== THE REQUEST ==
Assemble all lines in which the string "with" appears.
-- start RECORDED INFORMATION --
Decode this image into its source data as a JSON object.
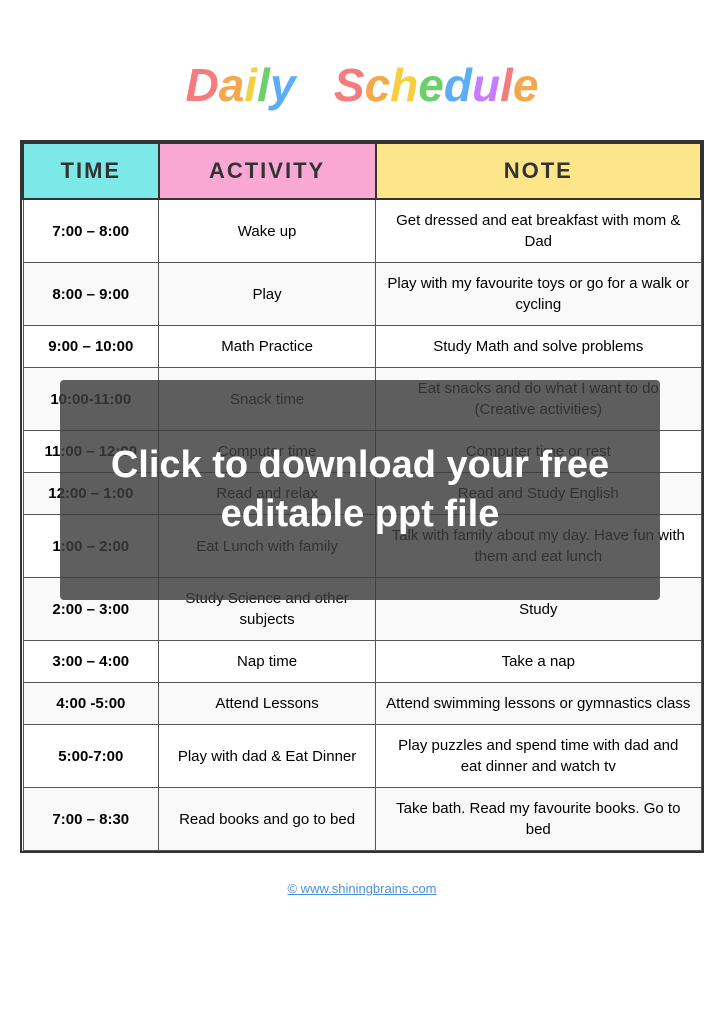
{
  "header": {
    "title_letters": [
      "D",
      "a",
      "i",
      "l",
      "y",
      " ",
      "S",
      "c",
      "h",
      "e",
      "d",
      "u",
      "l",
      "e"
    ],
    "title_full": "Daily Schedule"
  },
  "table": {
    "columns": [
      "TIME",
      "ACTIVITY",
      "NOTE"
    ],
    "rows": [
      {
        "time": "7:00 – 8:00",
        "activity": "Wake up",
        "note": "Get dressed and eat breakfast with mom & Dad"
      },
      {
        "time": "8:00 – 9:00",
        "activity": "Play",
        "note": "Play with my favourite toys or go for a walk or cycling"
      },
      {
        "time": "9:00 – 10:00",
        "activity": "Math Practice",
        "note": "Study Math and solve problems"
      },
      {
        "time": "10:00-11:00",
        "activity": "Snack time",
        "note": "Eat snacks and do what I want to do (Creative activities)"
      },
      {
        "time": "11:00 – 12:00",
        "activity": "Computer time",
        "note": "Computer time or rest"
      },
      {
        "time": "12:00 – 1:00",
        "activity": "Read and relax",
        "note": "Read and Study English"
      },
      {
        "time": "1:00 – 2:00",
        "activity": "Eat Lunch with family",
        "note": "Talk with family about my day. Have fun with them and eat lunch"
      },
      {
        "time": "2:00 – 3:00",
        "activity": "Study Science and other subjects",
        "note": "Study"
      },
      {
        "time": "3:00 – 4:00",
        "activity": "Nap time",
        "note": "Take a nap"
      },
      {
        "time": "4:00 -5:00",
        "activity": "Attend Lessons",
        "note": "Attend swimming lessons or gymnastics class"
      },
      {
        "time": "5:00-7:00",
        "activity": "Play with dad & Eat Dinner",
        "note": "Play puzzles and spend time with dad and eat dinner and watch tv"
      },
      {
        "time": "7:00 – 8:30",
        "activity": "Read books and go to bed",
        "note": "Take bath. Read my favourite books. Go to bed"
      }
    ]
  },
  "overlay": {
    "text": "Click to download your free editable ppt file"
  },
  "footer": {
    "url": "© www.shiningbrains.com"
  }
}
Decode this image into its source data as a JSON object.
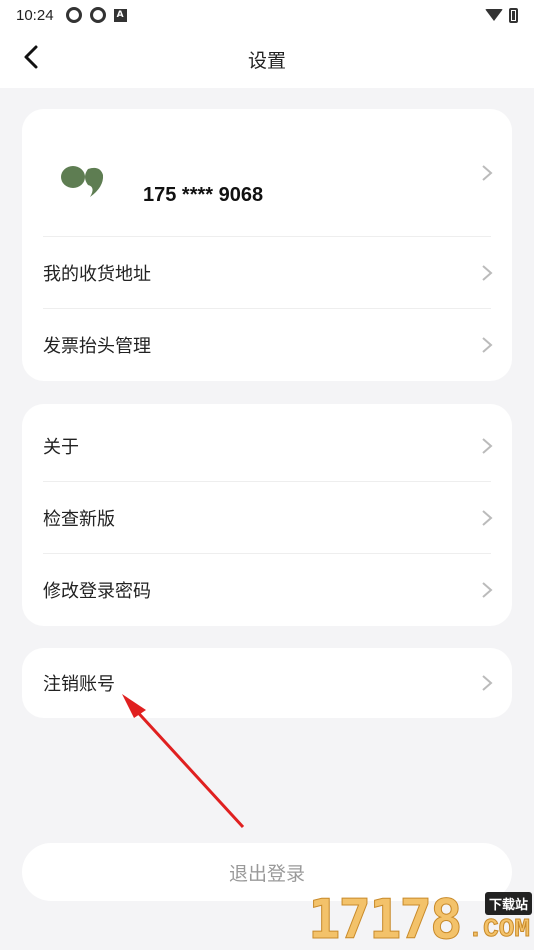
{
  "status_bar": {
    "time": "10:24"
  },
  "nav": {
    "title": "设置"
  },
  "account": {
    "phone": "175 **** 9068"
  },
  "group1": [
    {
      "label": "我的收货地址"
    },
    {
      "label": "发票抬头管理"
    }
  ],
  "group2": [
    {
      "label": "关于"
    },
    {
      "label": "检查新版"
    },
    {
      "label": "修改登录密码"
    }
  ],
  "group3": [
    {
      "label": "注销账号"
    }
  ],
  "logout_label": "退出登录",
  "watermark": {
    "digits": "17178",
    "tag": "下载站",
    "suffix": ".COM"
  },
  "colors": {
    "avatar": "#5e7d52",
    "annotation_arrow": "#e02020",
    "watermark": "#f3c26a"
  }
}
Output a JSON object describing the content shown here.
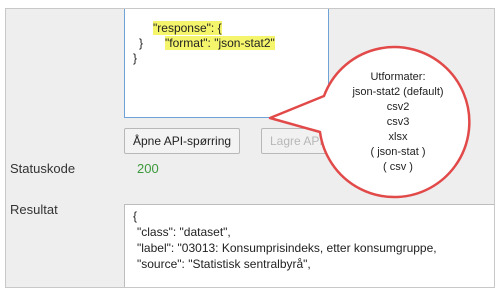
{
  "code_editor": {
    "lines": [
      "\"response\": {",
      "\"format\": \"json-stat2\"",
      "}",
      "}"
    ]
  },
  "buttons": {
    "open_api_query": "Åpne API-spørring",
    "second_button_partial": "Lagre API-spørring"
  },
  "status": {
    "label": "Statuskode",
    "value": "200"
  },
  "result": {
    "label": "Resultat",
    "lines": [
      "{",
      "\"class\": \"dataset\",",
      "\"label\": \"03013: Konsumprisindeks, etter konsumgruppe,",
      "\"source\": \"Statistisk sentralbyrå\","
    ]
  },
  "tooltip": {
    "lines": [
      "Utformater:",
      "json-stat2 (default)",
      "csv2",
      "csv3",
      "xlsx",
      "( json-stat )",
      "( csv )"
    ]
  },
  "colors": {
    "highlight": "#f5f56b",
    "editor_border": "#6fa3d8",
    "status_ok": "#3c9a3c",
    "tooltip_border": "#e24a4a"
  }
}
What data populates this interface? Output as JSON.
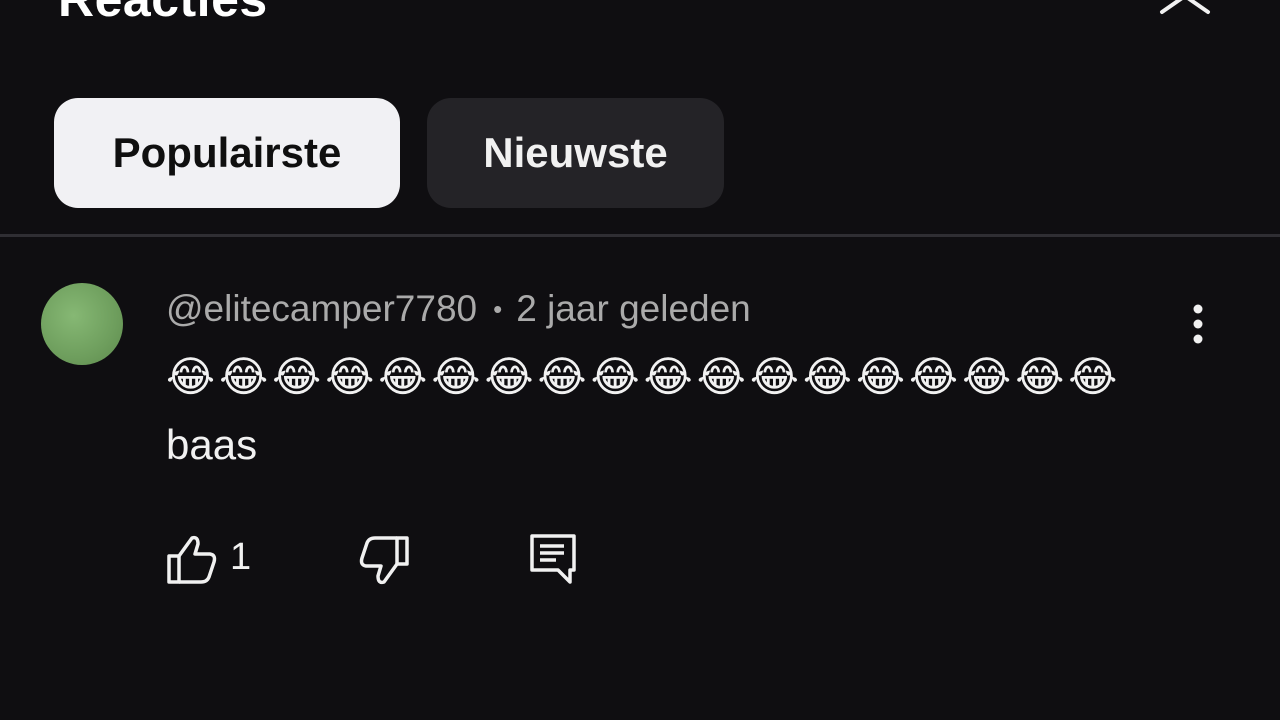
{
  "header": {
    "title": "Reacties",
    "close_icon": "close-icon"
  },
  "sort_chips": [
    {
      "label": "Populairste",
      "active": true
    },
    {
      "label": "Nieuwste",
      "active": false
    }
  ],
  "comment": {
    "author": "@elitecamper7780",
    "separator": "•",
    "time": "2 jaar geleden",
    "text_emoji": "😂😂😂😂😂😂😂😂😂😂😂😂😂😂😂😂😂😂",
    "text_word": "baas",
    "avatar_color": "#72a562",
    "like_count": "1",
    "icons": {
      "like": "thumbs-up-icon",
      "dislike": "thumbs-down-icon",
      "reply": "reply-comment-icon",
      "more": "more-vertical-icon"
    }
  },
  "colors": {
    "background": "#0f0e11",
    "chip_active_bg": "#f1f1f4",
    "chip_inactive_bg": "#242327",
    "meta_text": "#aaaaaa",
    "primary_text": "#f1f1f1"
  }
}
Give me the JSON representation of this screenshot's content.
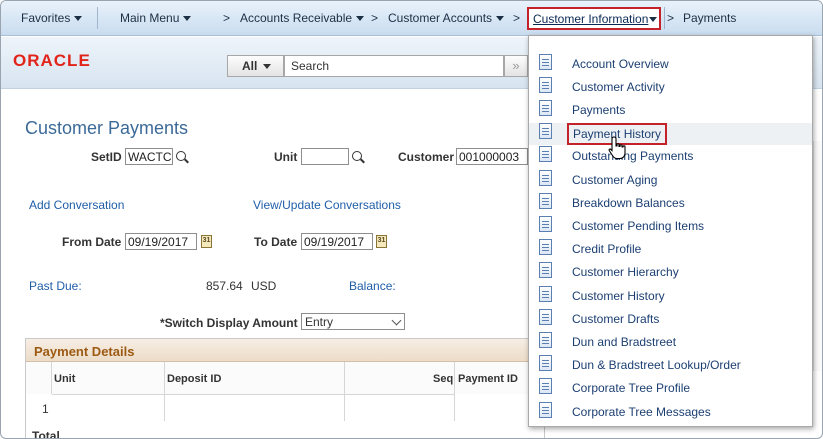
{
  "nav": {
    "favorites": "Favorites",
    "main_menu": "Main Menu",
    "sep": ">",
    "accounts_receivable": "Accounts Receivable",
    "customer_accounts": "Customer Accounts",
    "customer_information": "Customer Information",
    "payments": "Payments"
  },
  "header": {
    "logo": "ORACLE",
    "search_scope": "All",
    "search_placeholder": "Search",
    "search_go": "»"
  },
  "page": {
    "title": "Customer Payments",
    "setid_label": "SetID",
    "setid_value": "WACTC",
    "unit_label": "Unit",
    "unit_value": "",
    "customer_label": "Customer",
    "customer_value": "001000003",
    "add_conversation": "Add Conversation",
    "view_update_conversations": "View/Update Conversations",
    "from_date_label": "From Date",
    "from_date_value": "09/19/2017",
    "to_date_label": "To Date",
    "to_date_value": "09/19/2017",
    "calendar_glyph": "31",
    "past_due_label": "Past Due:",
    "past_due_amount": "857.64",
    "currency": "USD",
    "balance_label": "Balance:",
    "switch_display_label": "*Switch Display Amount",
    "switch_display_value": "Entry"
  },
  "payment_details": {
    "title": "Payment Details",
    "columns": [
      "Unit",
      "Deposit ID",
      "Seq",
      "Payment ID"
    ],
    "row_number": "1",
    "totals_label": "Total"
  },
  "menu": {
    "items": [
      "Account Overview",
      "Customer Activity",
      "Payments",
      "Payment History",
      "Outstanding Payments",
      "Customer Aging",
      "Breakdown Balances",
      "Customer Pending Items",
      "Credit Profile",
      "Customer Hierarchy",
      "Customer History",
      "Customer Drafts",
      "Dun and Bradstreet",
      "Dun & Bradstreet Lookup/Order",
      "Corporate Tree Profile",
      "Corporate Tree Messages"
    ],
    "highlighted_index": 3
  },
  "colors": {
    "highlight_border": "#c4222a",
    "link": "#1f5ea8",
    "menu_text": "#1c3f72"
  }
}
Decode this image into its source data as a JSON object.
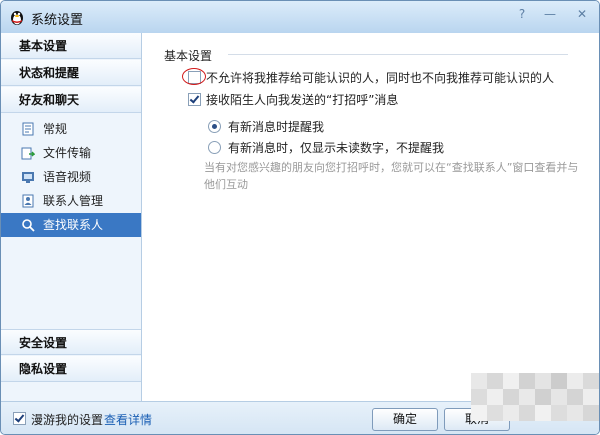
{
  "window": {
    "title": "系统设置",
    "icon": "qq-penguin-icon"
  },
  "sidebar": {
    "sections": [
      {
        "label": "基本设置"
      },
      {
        "label": "状态和提醒"
      },
      {
        "label": "好友和聊天"
      }
    ],
    "items": [
      {
        "label": "常规",
        "icon": "settings-page-icon"
      },
      {
        "label": "文件传输",
        "icon": "file-transfer-icon"
      },
      {
        "label": "语音视频",
        "icon": "video-call-icon"
      },
      {
        "label": "联系人管理",
        "icon": "contacts-icon"
      },
      {
        "label": "查找联系人",
        "icon": "search-contact-icon",
        "selected": true
      }
    ],
    "bottom_sections": [
      {
        "label": "安全设置"
      },
      {
        "label": "隐私设置"
      }
    ]
  },
  "main": {
    "section_title": "基本设置",
    "options": [
      {
        "label": "不允许将我推荐给可能认识的人，同时也不向我推荐可能认识的人",
        "checked": false
      },
      {
        "label": "接收陌生人向我发送的“打招呼”消息",
        "checked": true
      }
    ],
    "radios": [
      {
        "label": "有新消息时提醒我",
        "checked": true
      },
      {
        "label": "有新消息时，仅显示未读数字，不提醒我",
        "checked": false
      }
    ],
    "hint": "当有对您感兴趣的朋友向您打招呼时，您就可以在“查找联系人”窗口查看并与他们互动"
  },
  "footer": {
    "roam_label": "漫游我的设置",
    "roam_checked": true,
    "details_link": "查看详情",
    "ok_label": "确定",
    "cancel_label": "取消"
  },
  "colors": {
    "accent": "#3a78c4",
    "link": "#1a5fb4",
    "highlight_circle": "#d21a1a"
  }
}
-- end RECORDED INFORMATION --
== COMPLETED EXERCISE ==
        "note": "Get dressed and eat breakfast with mom & Dad"
        "note": "Play with my favourite toys or go for a walk or cycling"
        "activity": "Eat Lunch with family",
        "note": "Talk with family about my day. Have fun with them and eat lunch"
        "activity": "Play with dad & Eat Dinner",
        "note": "Play puzzles and spend time with dad and eat dinner and watch tv"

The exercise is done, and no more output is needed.